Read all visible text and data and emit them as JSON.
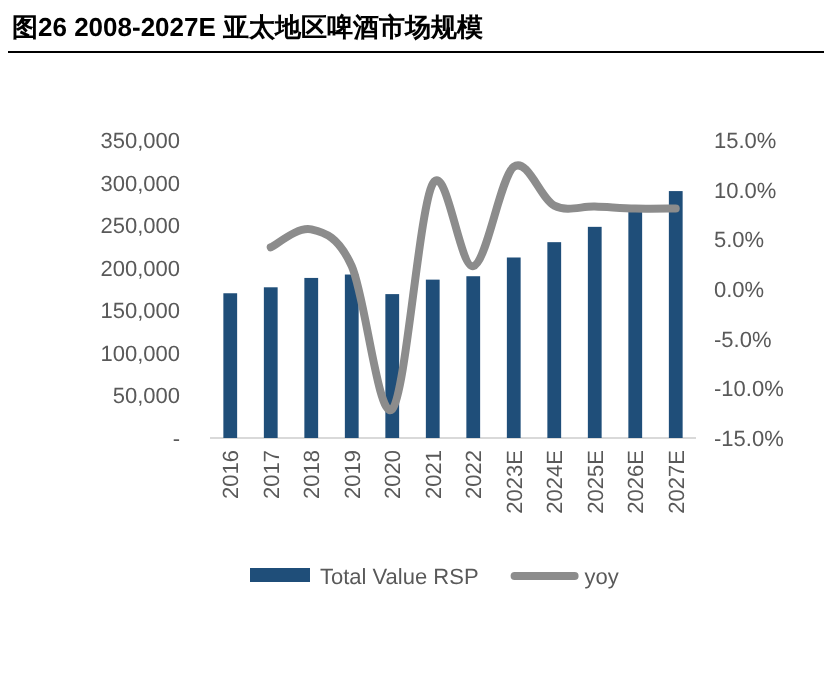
{
  "chart_data": {
    "type": "bar",
    "title": "图26 2008-2027E 亚太地区啤酒市场规模",
    "categories": [
      "2016",
      "2017",
      "2018",
      "2019",
      "2020",
      "2021",
      "2022",
      "2023E",
      "2024E",
      "2025E",
      "2026E",
      "2027E"
    ],
    "series": [
      {
        "name": "Total Value RSP",
        "color": "#1f4e79",
        "values": [
          170000,
          177000,
          188000,
          192000,
          169000,
          186000,
          190000,
          212000,
          230000,
          248000,
          268000,
          290000
        ]
      },
      {
        "name": "yoy",
        "type": "line",
        "axis": "y2",
        "color": "#8c8c8c",
        "values": [
          null,
          4.2,
          6.0,
          2.3,
          -12.1,
          10.6,
          2.3,
          12.3,
          8.4,
          8.3,
          8.1,
          8.1
        ]
      }
    ],
    "ylim": [
      0,
      350000
    ],
    "yticks": [
      {
        "value": 0,
        "label": "-"
      },
      {
        "value": 50000,
        "label": "50,000"
      },
      {
        "value": 100000,
        "label": "100,000"
      },
      {
        "value": 150000,
        "label": "150,000"
      },
      {
        "value": 200000,
        "label": "200,000"
      },
      {
        "value": 250000,
        "label": "250,000"
      },
      {
        "value": 300000,
        "label": "300,000"
      },
      {
        "value": 350000,
        "label": "350,000"
      }
    ],
    "y2lim": [
      -15,
      15
    ],
    "y2ticks": [
      {
        "value": -15,
        "label": "-15.0%"
      },
      {
        "value": -10,
        "label": "-10.0%"
      },
      {
        "value": -5,
        "label": "-5.0%"
      },
      {
        "value": 0,
        "label": "0.0%"
      },
      {
        "value": 5,
        "label": "5.0%"
      },
      {
        "value": 10,
        "label": "10.0%"
      },
      {
        "value": 15,
        "label": "15.0%"
      }
    ],
    "legend": "bottom"
  }
}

* * * * * * * * *

WORK TO BE COMPLETED
Print each of the records above exactly as written, leaving no picture in the copy.

CORRECT OUTPUT
Read all visible text and data and emit them as JSON.
{
  "chart_data": {
    "type": "bar",
    "title": "图26 2008-2027E 亚太地区啤酒市场规模",
    "categories": [
      "2016",
      "2017",
      "2018",
      "2019",
      "2020",
      "2021",
      "2022",
      "2023E",
      "2024E",
      "2025E",
      "2026E",
      "2027E"
    ],
    "series": [
      {
        "name": "Total Value RSP",
        "color": "#1f4e79",
        "values": [
          170000,
          177000,
          188000,
          192000,
          169000,
          186000,
          190000,
          212000,
          230000,
          248000,
          268000,
          290000
        ]
      },
      {
        "name": "yoy",
        "type": "line",
        "axis": "y2",
        "color": "#8c8c8c",
        "values": [
          null,
          4.2,
          6.0,
          2.3,
          -12.1,
          10.6,
          2.3,
          12.3,
          8.4,
          8.3,
          8.1,
          8.1
        ]
      }
    ],
    "ylim": [
      0,
      350000
    ],
    "yticks": [
      {
        "value": 0,
        "label": "-"
      },
      {
        "value": 50000,
        "label": "50,000"
      },
      {
        "value": 100000,
        "label": "100,000"
      },
      {
        "value": 150000,
        "label": "150,000"
      },
      {
        "value": 200000,
        "label": "200,000"
      },
      {
        "value": 250000,
        "label": "250,000"
      },
      {
        "value": 300000,
        "label": "300,000"
      },
      {
        "value": 350000,
        "label": "350,000"
      }
    ],
    "y2lim": [
      -15,
      15
    ],
    "y2ticks": [
      {
        "value": -15,
        "label": "-15.0%"
      },
      {
        "value": -10,
        "label": "-10.0%"
      },
      {
        "value": -5,
        "label": "-5.0%"
      },
      {
        "value": 0,
        "label": "0.0%"
      },
      {
        "value": 5,
        "label": "5.0%"
      },
      {
        "value": 10,
        "label": "10.0%"
      },
      {
        "value": 15,
        "label": "15.0%"
      }
    ],
    "legend": "bottom"
  }
}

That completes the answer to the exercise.